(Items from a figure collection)
_ _ _

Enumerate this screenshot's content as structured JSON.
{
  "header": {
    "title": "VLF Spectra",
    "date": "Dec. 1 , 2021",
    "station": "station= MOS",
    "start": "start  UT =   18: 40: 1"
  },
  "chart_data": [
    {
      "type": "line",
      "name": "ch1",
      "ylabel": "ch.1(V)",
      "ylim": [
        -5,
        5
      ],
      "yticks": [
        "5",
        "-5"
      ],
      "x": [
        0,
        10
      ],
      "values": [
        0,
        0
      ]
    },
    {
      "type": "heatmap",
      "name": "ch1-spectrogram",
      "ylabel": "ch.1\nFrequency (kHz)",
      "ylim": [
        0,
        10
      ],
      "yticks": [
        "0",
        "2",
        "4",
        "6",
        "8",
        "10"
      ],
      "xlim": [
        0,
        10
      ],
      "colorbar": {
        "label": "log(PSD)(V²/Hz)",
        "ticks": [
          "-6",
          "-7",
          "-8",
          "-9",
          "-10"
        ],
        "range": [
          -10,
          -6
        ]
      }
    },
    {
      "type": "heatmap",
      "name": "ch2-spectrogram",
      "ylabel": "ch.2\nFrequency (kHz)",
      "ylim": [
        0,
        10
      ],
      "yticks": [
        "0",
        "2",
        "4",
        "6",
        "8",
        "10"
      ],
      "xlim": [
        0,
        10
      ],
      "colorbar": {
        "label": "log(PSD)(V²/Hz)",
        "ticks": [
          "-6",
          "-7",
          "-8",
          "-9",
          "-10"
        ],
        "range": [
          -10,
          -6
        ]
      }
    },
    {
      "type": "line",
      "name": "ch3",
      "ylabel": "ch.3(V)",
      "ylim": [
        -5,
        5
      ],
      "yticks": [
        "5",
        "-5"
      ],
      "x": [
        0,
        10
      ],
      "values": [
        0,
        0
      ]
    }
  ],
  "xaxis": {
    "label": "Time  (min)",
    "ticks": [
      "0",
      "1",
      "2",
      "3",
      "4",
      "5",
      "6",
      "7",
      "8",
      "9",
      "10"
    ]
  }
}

_ _ _

## What you should do
Extract the complete set of records unchanged.

## Result of the exercise
Enumerate this screenshot's content as structured JSON.
{
  "header": {
    "title": "VLF Spectra",
    "date": "Dec. 1 , 2021",
    "station": "station= MOS",
    "start": "start  UT =   18: 40: 1"
  },
  "chart_data": [
    {
      "type": "line",
      "name": "ch1",
      "ylabel": "ch.1(V)",
      "ylim": [
        -5,
        5
      ],
      "yticks": [
        "5",
        "-5"
      ],
      "x": [
        0,
        10
      ],
      "values": [
        0,
        0
      ]
    },
    {
      "type": "heatmap",
      "name": "ch1-spectrogram",
      "ylabel": "ch.1\nFrequency (kHz)",
      "ylim": [
        0,
        10
      ],
      "yticks": [
        "0",
        "2",
        "4",
        "6",
        "8",
        "10"
      ],
      "xlim": [
        0,
        10
      ],
      "colorbar": {
        "label": "log(PSD)(V²/Hz)",
        "ticks": [
          "-6",
          "-7",
          "-8",
          "-9",
          "-10"
        ],
        "range": [
          -10,
          -6
        ]
      }
    },
    {
      "type": "heatmap",
      "name": "ch2-spectrogram",
      "ylabel": "ch.2\nFrequency (kHz)",
      "ylim": [
        0,
        10
      ],
      "yticks": [
        "0",
        "2",
        "4",
        "6",
        "8",
        "10"
      ],
      "xlim": [
        0,
        10
      ],
      "colorbar": {
        "label": "log(PSD)(V²/Hz)",
        "ticks": [
          "-6",
          "-7",
          "-8",
          "-9",
          "-10"
        ],
        "range": [
          -10,
          -6
        ]
      }
    },
    {
      "type": "line",
      "name": "ch3",
      "ylabel": "ch.3(V)",
      "ylim": [
        -5,
        5
      ],
      "yticks": [
        "5",
        "-5"
      ],
      "x": [
        0,
        10
      ],
      "values": [
        0,
        0
      ]
    }
  ],
  "xaxis": {
    "label": "Time  (min)",
    "ticks": [
      "0",
      "1",
      "2",
      "3",
      "4",
      "5",
      "6",
      "7",
      "8",
      "9",
      "10"
    ]
  }
}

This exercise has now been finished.